**Requirements**
Omit all pictures. Copy the rest of the material exactly.

Dataset rows
※
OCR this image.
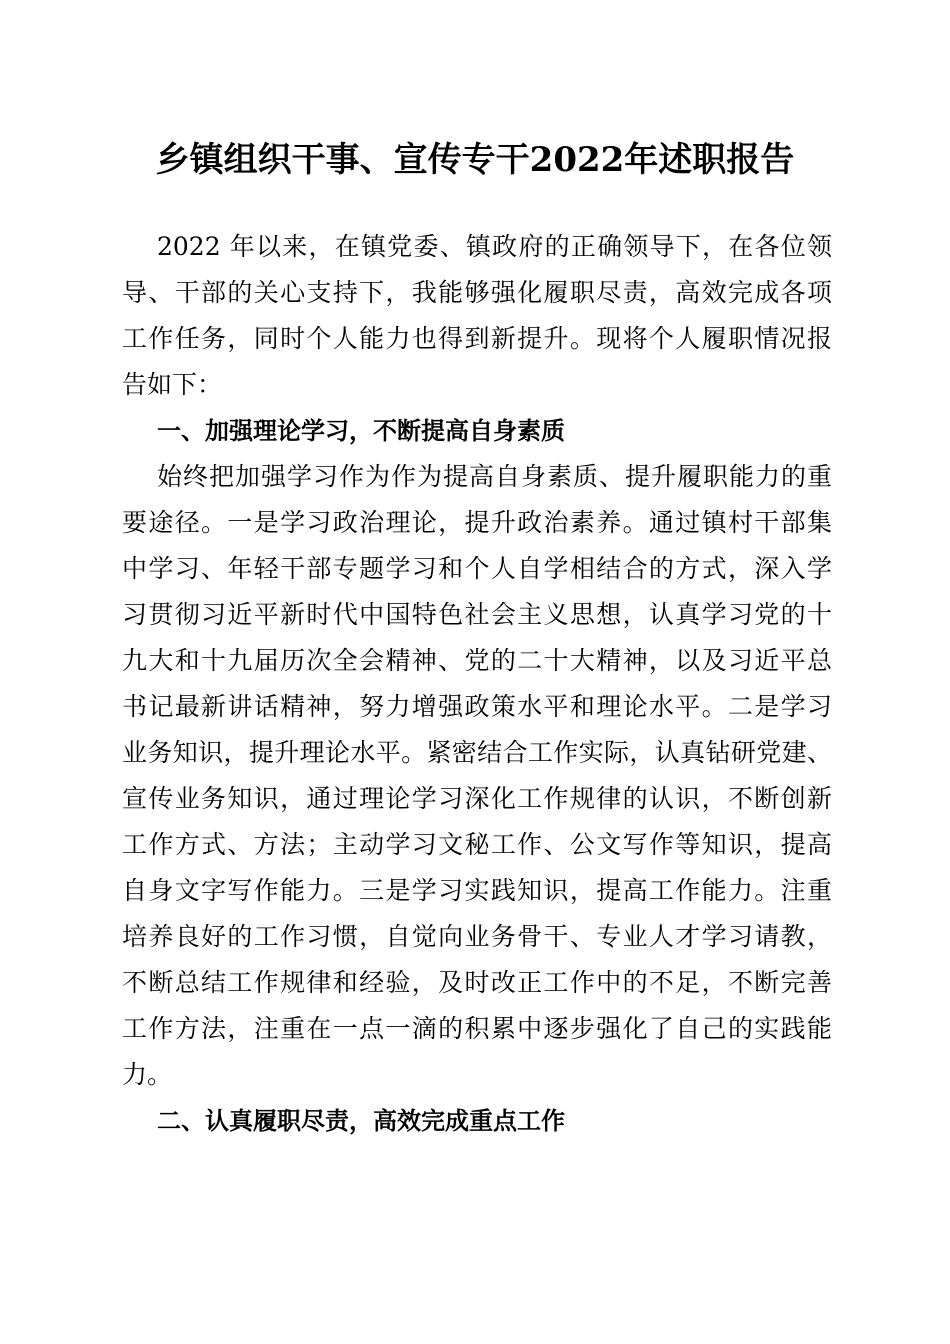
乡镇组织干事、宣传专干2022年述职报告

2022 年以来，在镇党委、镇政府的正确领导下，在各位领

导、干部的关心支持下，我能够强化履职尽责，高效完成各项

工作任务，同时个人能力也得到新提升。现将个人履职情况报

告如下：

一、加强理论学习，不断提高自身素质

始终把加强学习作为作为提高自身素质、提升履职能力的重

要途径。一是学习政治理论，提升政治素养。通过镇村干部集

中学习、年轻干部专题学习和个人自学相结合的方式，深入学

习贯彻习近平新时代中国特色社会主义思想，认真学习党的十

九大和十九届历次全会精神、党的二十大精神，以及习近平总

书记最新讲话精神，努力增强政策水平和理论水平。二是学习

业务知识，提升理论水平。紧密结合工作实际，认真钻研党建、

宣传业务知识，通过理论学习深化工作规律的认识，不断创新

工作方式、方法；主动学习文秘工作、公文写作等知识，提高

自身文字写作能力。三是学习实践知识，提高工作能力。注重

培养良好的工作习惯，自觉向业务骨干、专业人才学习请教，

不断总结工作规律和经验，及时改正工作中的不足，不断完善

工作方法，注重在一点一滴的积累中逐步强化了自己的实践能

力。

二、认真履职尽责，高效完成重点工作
※
**Answer to this exercise**
OCR this image.
乡镇组织干事、宣传专干2022年述职报告

2022 年以来，在镇党委、镇政府的正确领导下，在各位领

导、干部的关心支持下，我能够强化履职尽责，高效完成各项

工作任务，同时个人能力也得到新提升。现将个人履职情况报

告如下：

一、加强理论学习，不断提高自身素质

始终把加强学习作为作为提高自身素质、提升履职能力的重

要途径。一是学习政治理论，提升政治素养。通过镇村干部集

中学习、年轻干部专题学习和个人自学相结合的方式，深入学

习贯彻习近平新时代中国特色社会主义思想，认真学习党的十

九大和十九届历次全会精神、党的二十大精神，以及习近平总

书记最新讲话精神，努力增强政策水平和理论水平。二是学习

业务知识，提升理论水平。紧密结合工作实际，认真钻研党建、

宣传业务知识，通过理论学习深化工作规律的认识，不断创新

工作方式、方法；主动学习文秘工作、公文写作等知识，提高

自身文字写作能力。三是学习实践知识，提高工作能力。注重

培养良好的工作习惯，自觉向业务骨干、专业人才学习请教，

不断总结工作规律和经验，及时改正工作中的不足，不断完善

工作方法，注重在一点一滴的积累中逐步强化了自己的实践能

力。

二、认真履职尽责，高效完成重点工作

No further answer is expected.